## Entries provided
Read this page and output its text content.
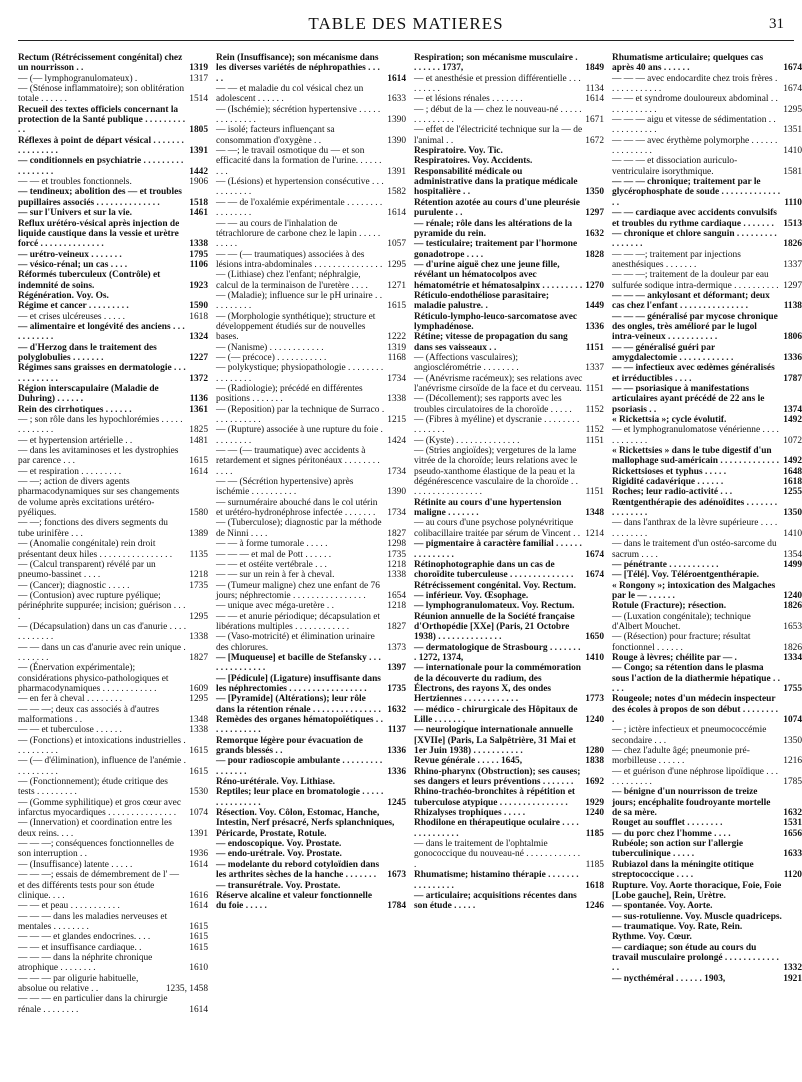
TABLE DES MATIERES	31
Rectum (Rétrécissement congénital) chez un nourrisson . .	1319
— (— lymphogranulomateux) .	1317
— (Sténose inflammatoire); son oblitération totale . . . . . .	1514
Recueil des textes officiels concernant la protection de la Santé publique . . . . . . . . . . .	1805
Réflexes à point de départ vésical . . . . . . . . . . . . . . . .	1391
— conditionnels en psychiatrie . . . . . . . . . . . . . . . . .	1442
— — et troubles fonctionnels.	1906
— tendineux; abolition des — et troubles pupillaires associés . . . . . . . . . . . . . .	1518
— sur l'Univers et sur la vie.	1461
Reflux urétéro-vésical après injection de liquide caustique dans la vessie et urètre forcé . . . . . . . . . . . . . .	1338
— urétro-veineux . . . . . . .	1795
— vésico-rénal; un cas . . . .	1106
Réformés tuberculeux (Contrôle) et indemnité de soins.	1923
Régénération. Voy. Os.
Régime et cancer . . . . . . . . .	1590
— et crises ulcéreuses . . . . .	1618
— alimentaire et longévité des anciens . . . . . . . . . . .	1324
— d'Herzog dans le traitement des polyglobulies . . . . . . .	1227
Régimes sans graisses en dermatologie . . . . . . . . . . . .	1372
Région interscapulaire (Maladie de Duhring) . . . . . .	1136
Rein des cirrhotiques . . . . . .	1361
— ; son rôle dans les hypochlorémies . . . . . . . . . . . . .	1825
— et hypertension artérielle . .	1481
— dans les avitaminoses et les dystrophies par carence . . .	1615
— et respiration . . . . . . . . .	1614
— —; action de divers agents pharmacodynamiques sur ses changements de volume après excitations urétéro-pyéliques.	1580
— —; fonctions des divers segments du tube urinifère . . .	1389
— (Anomalie congénitale) rein droit présentant deux hiles . . . . . . . . . . . . . . . .	1135
— (Calcul transparent) révélé par un pneumo-bassinet . . . .	1218
— (Cancer); diagnostic . . . . .	1735
— (Contusion) avec rupture pyélique; périnéphrite suppurée; incision; guérison . . . .	1295
— (Décapsulation) dans un cas d'anurie . . . . . . . . . . . .	1338
— — dans un cas d'anurie avec rein unique . . . . . . . .	1827
— (Énervation expérimentale); considérations physico-pathologiques et pharmacodynamiques . . . . . . . . . . . .	1609
— en fer à cheval . . . . . . . .	1295
— — —; deux cas associés à d'autres malformations . .	1348
— — et tuberculose . . . . . .	1338
— (Fonctions) et intoxications industrielles . . . . . . . . . .	1615
— (— d'élimination), influence de l'anémie . . . . . . . . . .	1615
— (Fonctionnement); étude critique des tests . . . . . . . . .	1530
— (Gomme syphilitique) et gros cœur avec infarctus myocardiques . . . . . . . . . . . . . . .	1074
— (Innervation) et coordination entre les deux reins. . . .	1391
— — —; conséquences fonctionnelles de son interruption . .	1936
— (Insuffisance) latente . . . . .	1614
— — —; essais de démembrement de l' — et des différents tests pour son étude clinique. . . .	1616
— — et peau . . . . . . . . . . .	1614
— — — dans les maladies nerveuses et mentales . . . . . . . .	1615
— — — et glandes endocrines. . . .	1615
— — et insuffisance cardiaque. .	1615
— — — dans la néphrite chronique atrophique . . . . . . . .	1610
— — — par oligurie habituelle, absolue ou relative . .	1235, 1458
— — — en particulier dans la chirurgie rénale . . . . . . . .	1614
Rein (Insuffisance); son mécanisme dans les diverses variétés de néphropathies . . . . .	1614
— — et maladie du col vésical chez un adolescent . . . . . .	1633
— (Ischémie); sécrétion hypertensive . . . . . . . . . . . . . .	1390
— isolé; facteurs influençant sa consommation d'oxygène . .	1390
— —; le travail osmotique du — et son efficacité dans la formation de l'urine. . . . . . . . .	1391
— (Lésions) et hypertension consécutive . . . . . . . . . . .	1582
— — de l'oxalémie expérimentale . . . . . . . . . . . . . . . .	1614
— — au cours de l'inhalation de tétrachlorure de carbone chez le lapin . . . . . . . . . .	1057
— — (— traumatiques) associées à des lésions intra-abdominales . . . . . . . . . . . . . . . 1295
— (Lithiase) chez l'enfant; néphralgie, calcul de la terminaison de l'uretère . . . .	1271
— (Maladie); influence sur le pH urinaire . . . . . . . . . .	1615
— (Morphologie synthétique); structure et développement étudiés sur de nouvelles bases.	1222
— (Nanisme) . . . . . . . . . . . .	1319
— (— précoce) . . . . . . . . . . .	1168
— polykystique; physiopathologie . . . . . . . . . . . . . . . .	1734
— (Radiologie); précédé en différentes positions . . . . . . .	1338
— (Reposition) par la technique de Surraco . . . . . . . . . . .	1215
— (Rupture) associée à une rupture du foie . . . . . . . . .	1424
— — (— traumatique) avec accidents à retardement et signes péritonéaux . . . . . . . . . . . .	1734
— — (Sécrétion hypertensive) après ischémie . . . . . . . . . .	1390
— surnuméraire abouché dans le col utérin et urétéro-hydronéphrose infectée . . . . . . .	1734
— (Tuberculose); diagnostic par la méthode de Ninni . . . .	1827
— — à forme tumorale . . . . .	1298
— — — et mal de Pott . . . . . .	1735
— — et ostéite vertébrale . . .	1218
— — sur un rein à fer à cheval.	1338
— (Tumeur maligne) chez une enfant de 76 jours; néphrectomie . . . . . . . . . . . . . . . .	1654
— unique avec méga-uretère . .	1218
— — et anurie périodique; décapsulation et libérations multiples . . . . . . . . . . . .	1827
— (Vaso-motricité) et élimination urinaire des chlorures.	1373
— [Muqueuse] et bacille de Stefansky . . . . . . . . . . . . . .	1397
— [Pédicule] (Ligature) insuffisante dans les néphrectomies . . . . . . . . . . . . . . . . .	1735
— [Pyramide] (Altérations); leur rôle dans la rétention rénale . . . . . . . . . . . . . . . 1632
Remèdes des organes hématopoïétiques . . . . . . . . . . . .	1137
Remorque légère pour évacuation de grands blessés . .	1336
— pour radioscopie ambulante . . . . . . . . . . . . . . . .	1336
Réno-urétérale. Voy. Lithiase.
Reptiles; leur place en bromatologie . . . . . . . . . . . . . . .	1245
Résection. Voy. Côlon, Estomac, Hanche, Intestin, Nerf présacré, Nerfs splanchniques, Péricarde, Prostate, Rotule.
— endoscopique. Voy. Prostate.
— endo-urétrale. Voy. Prostate.
— modelante du rebord cotyloïdien dans les arthrites sèches de la hanche . . . . . . .	1673
— transurétrale. Voy. Prostate.
Réserve alcaline et valeur fonctionnelle du foie . . . . .	1784
Respiration; son mécanisme musculaire . . . . . . . 1737,	1849
— et anesthésie et pression différentielle . . . . . . . . .	1134
— et lésions rénales . . . . . . .	1614
— ; début de la — chez le nouveau-né . . . . . . . . . . . . . .	1671
— effet de l'électricité technique sur la — de l'animal . .	1672
Respiratoire. Voy. Tic.
Respiratoires. Voy. Accidents.
Responsabilité médicale ou administrative dans la pratique médicale hospitalière . .	1350
Rétention azotée au cours d'une pleurésie purulente . .	1297
— rénale; rôle dans les altérations de la pyramide du rein.	1632
— testiculaire; traitement par l'hormone gonadotrope . . . .	1828
— d'urine aiguë chez une jeune fille, révélant un hématocolpos avec hématométrie et hématosalpinx . . . . . . . . . 1270
Réticulo-endothéliose parasitaire; maladie palustre. .	1449
Réticulo-lympho-leuco-sarcomatose avec lymphadénose.	1336
Rétine; vitesse de propagation du sang dans ses vaisseaux . .	1151
— (Affections vasculaires); angiosclérométrie . . . . . . . .	1337
— (Anévrisme racémeux); ses relations avec l'anévrisme cirsoïde de la face et du cerveau. 1151
— (Décollement); ses rapports avec les troubles circulatoires de la choroïde . . . . .	1152
— (Fibres à myéline) et dyscranie . . . . . . . . . . . . . . .	1152
— (Kyste) . . . . . . . . . . . . . .	1151
— (Stries angioïdes); vergetures de la lame vitrée de la choroïde; leurs relations avec le pseudo-xanthome élastique de la peau et la dégénérescence vasculaire de la choroïde . . . . . . . . . . . . . . . . .	1151
Rétinite au cours d'une hypertension maligne . . . . . . .	1348
— au cours d'une psychose polynévritique colibacillaire traitée par sérum de Vincent . . 1214
— pigmentaire à caractère familial . . . . . . . . . . . . . . .	1674
Rétinophotographie dans un cas de choroïdite tuberculeuse . . . . . . . . . . . . . .	1674
Rétrécissement congénital. Voy. Rectum.
— inférieur. Voy. Œsophage.
— lymphogranulomateux. Voy. Rectum.
Réunion annuelle de la Société française d'Orthopédie [XXe] (Paris, 21 Octobre 1938) . . . . . . . . . . . . . .	1650
— dermatologique de Strasbourg . . . . . . . . 1272, 1374,	1410
— internationale pour la commémoration de la découverte du radium, des Électrons, des rayons X, des ondes Hertziennes . . . . . . . . . . . .	1773
— médico - chirurgicale des Hôpitaux de Lille . . . . . . .	1240
— neurologique internationale annuelle [XVIIe] (Paris, La Salpêtrière, 31 Mai et 1er Juin 1938) . . . . . . . . . . .	1280
Revue générale . . . . . 1645,	1838
Rhino-pharynx (Obstruction); ses causes; ses dangers et leurs préventions . . . . . . .	1692
Rhino-trachéo-bronchites à répétition et tuberculose atypique . . . . . . . . . . . . . . .	1929
Rhizalyses trophiques . . . . .	1240
Rhodilone en thérapeutique oculaire . . . . . . . . . . . . . .	1185
— dans le traitement de l'ophtalmie gonococcique du nouveau-né . . . . . . . . . . . . .	1185
Rhumatisme; histamino thérapie . . . . . . . . . . . . . . . .	1618
— articulaire; acquisitions récentes dans son étude . . . . .	1246
Rhumatisme articulaire; quelques cas après 40 ans . . . . . .	1674
— — — avec endocardite chez trois frères . . . . . . . . . . . .	1674
— — et syndrome douloureux abdominal . . . . . . . . . . . .	1295
— — — aigu et vitesse de sédimentation . . . . . . . . . . . .	1351
— — — avec érythème polymorphe . . . . . . . . . . . . . . .	1410
— — — et dissociation auriculo-ventriculaire isorythmique.	1581
— — — chronique; traitement par le glycérophosphate de soude . . . . . . . . . . . . . . .	1110
— — cardiaque avec accidents convulsifs et troubles du rythme cardiaque . . . . . . .	1513
— chronique et chlore sanguin . . . . . . . . . . . . . . . .	1826
— — —; traitement par injections anesthésiques . . . . . . .	1337
— — —; traitement de la douleur par eau sulfurée sodique intra-dermique . . . . . . . . . . 1297
— — — ankylosant et déformant; deux cas chez l'enfant . . . . . . . . . . . . . . .	1138
— — — généralisé par mycose chronique des ongles, très amélioré par le lugol intra-veineux . . . . . . . . . . .	1806
— — généralisé guéri par amygdalectomie . . . . . . . . . . . .	1336
— — infectieux avec œdèmes généralisés et irréductibles . . . .	1787
— — psoriasique à manifestations articulaires ayant précédé de 22 ans le psoriasis . .	1374
« Rickettsia »; cycle évolutif.	1492
— et lymphogranulomatose vénérienne . . . . . . . . . . . .	1072
« Rickettsies » dans le tube digestif d'un mallophage sud-américain . . . . . . . . . . . . . 1492
Rickettsioses et typhus . . . . .	1648
Rigidité cadavérique . . . . . .	1618
Roches; leur radio-activité . . .	1255
Rœntgenthérapie des adénoïdites . . . . . . . . . . . . . . .	1350
— dans l'anthrax de la lèvre supérieure . . . . . . . . . . . .	1410
— dans le traitement d'un ostéo-sarcome du sacrum . . . .	1354
— pénétrante . . . . . . . . . . .	1499
— [Télé]. Voy. Téléroentgenthérapie.
« Rongony »; intoxication des Malgaches par le — . . . . . .	1240
Rotule (Fracture); résection.	1826
— (Luxation congénitale); technique d'Albert Mouchet.	1653
— (Résection) pour fracture; résultat fonctionnel . . . . . .	1826
Rouge à lèvres; chéilite par — .	1334
— Congo; sa rétention dans le plasma sous l'action de la diathermie hépatique . . . . .	1755
Rougeole; notes d'un médecin inspecteur des écoles à propos de son début . . . . . . . . .	1074
— ; ictère infectieux et pneumococcémie secondaire . . .	1350
— chez l'adulte âgé; pneumonie pré-morbilleuse . . . . . .	1216
— et guérison d'une néphrose lipoïdique . . . . . . . . . . . .	1785
— bénigne d'un nourrisson de treize jours; encéphalite foudroyante mortelle de sa mère.	1632
Rouget au soufflet . . . . . . . .	1531
— du porc chez l'homme . . . .	1656
Rubéole; son action sur l'allergie tuberculinique . . . . .	1633
Rubiazol dans la méningite otitique streptococcique . . . .	1120
Rupture. Voy. Aorte thoracique, Foie, Foie [Lobe gauche], Rein, Urètre.
— spontanée. Voy. Aorte.
— sus-rotulienne. Voy. Muscle quadriceps.
— traumatique. Voy. Rate, Rein.
Rythme. Voy. Cœur.
— cardiaque; son étude au cours du travail musculaire prolongé . . . . . . . . . . . . . .	1332
— nycthéméral . . . . . . 1903,	1921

## Task requirements
The answer should be a single number: how many lines of the entries hold "influence".

## Exercise result
2